Skip the pictures. Copy all the rest of the records down exactly.

------ Supplied information ------

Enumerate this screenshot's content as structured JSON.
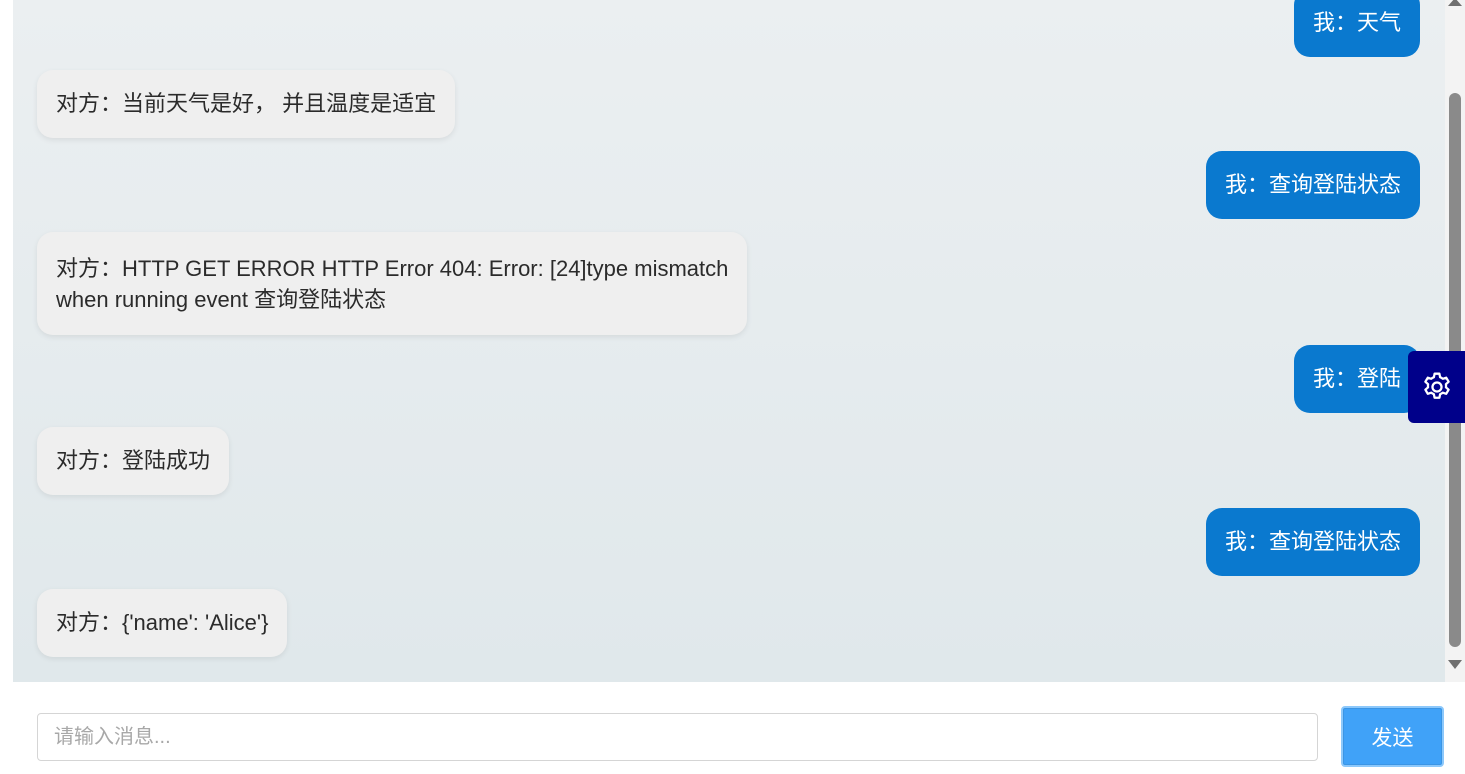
{
  "messages": [
    {
      "from": "me",
      "text": "我：天气"
    },
    {
      "from": "other",
      "text": "对方：当前天气是好， 并且温度是适宜"
    },
    {
      "from": "me",
      "text": "我：查询登陆状态"
    },
    {
      "from": "other",
      "line1": "对方：HTTP GET ERROR HTTP Error 404: Error: [24]type mismatch",
      "line2": "when running event 查询登陆状态"
    },
    {
      "from": "me",
      "text": "我：登陆"
    },
    {
      "from": "other",
      "text": "对方：登陆成功"
    },
    {
      "from": "me",
      "text": "我：查询登陆状态"
    },
    {
      "from": "other",
      "text": "对方：{'name': 'Alice'}"
    }
  ],
  "input": {
    "placeholder": "请输入消息...",
    "value": ""
  },
  "send_label": "发送",
  "icons": {
    "settings": "gear-icon"
  },
  "colors": {
    "my_bubble": "#0a79cf",
    "other_bubble": "#efefef",
    "settings_bg": "#00008a",
    "send_bg": "#40a2f8"
  }
}
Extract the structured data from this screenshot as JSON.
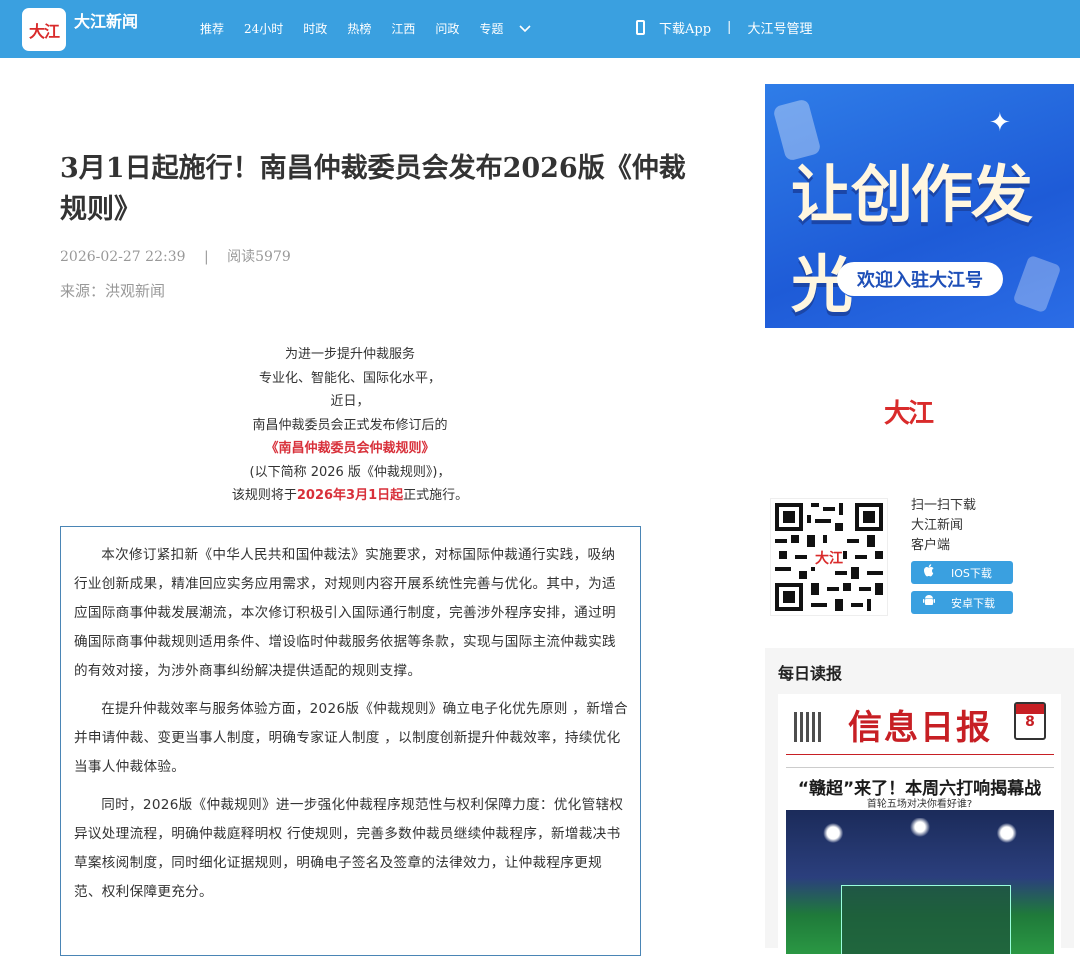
{
  "header": {
    "logo_text": "大江",
    "site_name": "大江新闻",
    "nav": [
      "推荐",
      "24小时",
      "时政",
      "热榜",
      "江西",
      "问政",
      "专题"
    ],
    "download_app": "下载App",
    "separator": "|",
    "account_manage": "大江号管理"
  },
  "article": {
    "title": "3月1日起施行！南昌仲裁委员会发布2026版《仲裁规则》",
    "date": "2026-02-27 22:39",
    "meta_separator": "|",
    "reads": "阅读5979",
    "source": "来源：洪观新闻",
    "intro": {
      "line1": "为进一步提升仲裁服务",
      "line2": "专业化、智能化、国际化水平，",
      "line3": "近日，",
      "line4": "南昌仲裁委员会正式发布修订后的",
      "line5": "《南昌仲裁委员会仲裁规则》",
      "line6": "(以下简称 2026 版《仲裁规则》)，",
      "line7_pre": "该规则将于",
      "line7_red": "2026年3月1日起",
      "line7_post": "正式施行。"
    },
    "paragraphs": [
      "本次修订紧扣新《中华人民共和国仲裁法》实施要求，对标国际仲裁通行实践，吸纳行业创新成果，精准回应实务应用需求，对规则内容开展系统性完善与优化。其中，为适应国际商事仲裁发展潮流，本次修订积极引入国际通行制度，完善涉外程序安排，通过明确国际商事仲裁规则适用条件、增设临时仲裁服务依据等条款，实现与国际主流仲裁实践的有效对接，为涉外商事纠纷解决提供适配的规则支撑。",
      "在提升仲裁效率与服务体验方面，2026版《仲裁规则》确立电子化优先原则 ，新增合并申请仲裁、变更当事人制度，明确专家证人制度 ，以制度创新提升仲裁效率，持续优化当事人仲裁体验。",
      "同时，2026版《仲裁规则》进一步强化仲裁程序规范性与权利保障力度：优化管辖权异议处理流程，明确仲裁庭释明权 行使规则，完善多数仲裁员继续仲裁程序，新增裁决书草案核阅制度，同时细化证据规则，明确电子签名及签章的法律效力，让仲裁程序更规范、权利保障更充分。"
    ]
  },
  "sidebar": {
    "ad": {
      "headline": "让创作发光",
      "button": "欢迎入驻大江号"
    },
    "brand_logo": "大江",
    "scan": {
      "line1": "扫一扫下载",
      "line2": "大江新闻",
      "line3": "客户端"
    },
    "ios_button": "IOS下载",
    "android_button": "安卓下载",
    "daily": {
      "title": "每日读报",
      "paper_name": "信息日报",
      "calendar_day": "8",
      "headline": "“赣超”来了！本周六打响揭幕战",
      "subheadline": "首轮五场对决你看好谁?"
    }
  }
}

------

**Solution below**
Enumerate this screenshot's content as structured JSON.
{
  "messages": [
    {
      "from": "me",
      "text": "我：天气"
    },
    {
      "from": "other",
      "text": "对方：当前天气是好， 并且温度是适宜"
    },
    {
      "from": "me",
      "text": "我：查询登陆状态"
    },
    {
      "from": "other",
      "line1": "对方：HTTP GET ERROR HTTP Error 404: Error: [24]type mismatch",
      "line2": "when running event 查询登陆状态"
    },
    {
      "from": "me",
      "text": "我：登陆"
    },
    {
      "from": "other",
      "text": "对方：登陆成功"
    },
    {
      "from": "me",
      "text": "我：查询登陆状态"
    },
    {
      "from": "other",
      "text": "对方：{'name': 'Alice'}"
    }
  ],
  "input": {
    "placeholder": "请输入消息...",
    "value": ""
  },
  "send_label": "发送",
  "icons": {
    "settings": "gear-icon"
  },
  "colors": {
    "my_bubble": "#0a79cf",
    "other_bubble": "#efefef",
    "settings_bg": "#00008a",
    "send_bg": "#40a2f8"
  }
}
Extract the structured data from this screenshot as JSON.
{
  "header": {
    "logo_text": "大江",
    "site_name": "大江新闻",
    "nav": [
      "推荐",
      "24小时",
      "时政",
      "热榜",
      "江西",
      "问政",
      "专题"
    ],
    "download_app": "下载App",
    "separator": "|",
    "account_manage": "大江号管理"
  },
  "article": {
    "title": "3月1日起施行！南昌仲裁委员会发布2026版《仲裁规则》",
    "date": "2026-02-27 22:39",
    "meta_separator": "|",
    "reads": "阅读5979",
    "source": "来源：洪观新闻",
    "intro": {
      "line1": "为进一步提升仲裁服务",
      "line2": "专业化、智能化、国际化水平，",
      "line3": "近日，",
      "line4": "南昌仲裁委员会正式发布修订后的",
      "line5": "《南昌仲裁委员会仲裁规则》",
      "line6": "(以下简称 2026 版《仲裁规则》)，",
      "line7_pre": "该规则将于",
      "line7_red": "2026年3月1日起",
      "line7_post": "正式施行。"
    },
    "paragraphs": [
      "本次修订紧扣新《中华人民共和国仲裁法》实施要求，对标国际仲裁通行实践，吸纳行业创新成果，精准回应实务应用需求，对规则内容开展系统性完善与优化。其中，为适应国际商事仲裁发展潮流，本次修订积极引入国际通行制度，完善涉外程序安排，通过明确国际商事仲裁规则适用条件、增设临时仲裁服务依据等条款，实现与国际主流仲裁实践的有效对接，为涉外商事纠纷解决提供适配的规则支撑。",
      "在提升仲裁效率与服务体验方面，2026版《仲裁规则》确立电子化优先原则 ，新增合并申请仲裁、变更当事人制度，明确专家证人制度 ，以制度创新提升仲裁效率，持续优化当事人仲裁体验。",
      "同时，2026版《仲裁规则》进一步强化仲裁程序规范性与权利保障力度：优化管辖权异议处理流程，明确仲裁庭释明权 行使规则，完善多数仲裁员继续仲裁程序，新增裁决书草案核阅制度，同时细化证据规则，明确电子签名及签章的法律效力，让仲裁程序更规范、权利保障更充分。"
    ]
  },
  "sidebar": {
    "ad": {
      "headline": "让创作发光",
      "button": "欢迎入驻大江号"
    },
    "brand_logo": "大江",
    "scan": {
      "line1": "扫一扫下载",
      "line2": "大江新闻",
      "line3": "客户端"
    },
    "ios_button": "IOS下载",
    "android_button": "安卓下载",
    "daily": {
      "title": "每日读报",
      "paper_name": "信息日报",
      "calendar_day": "8",
      "headline": "“赣超”来了！本周六打响揭幕战",
      "subheadline": "首轮五场对决你看好谁?"
    }
  }
}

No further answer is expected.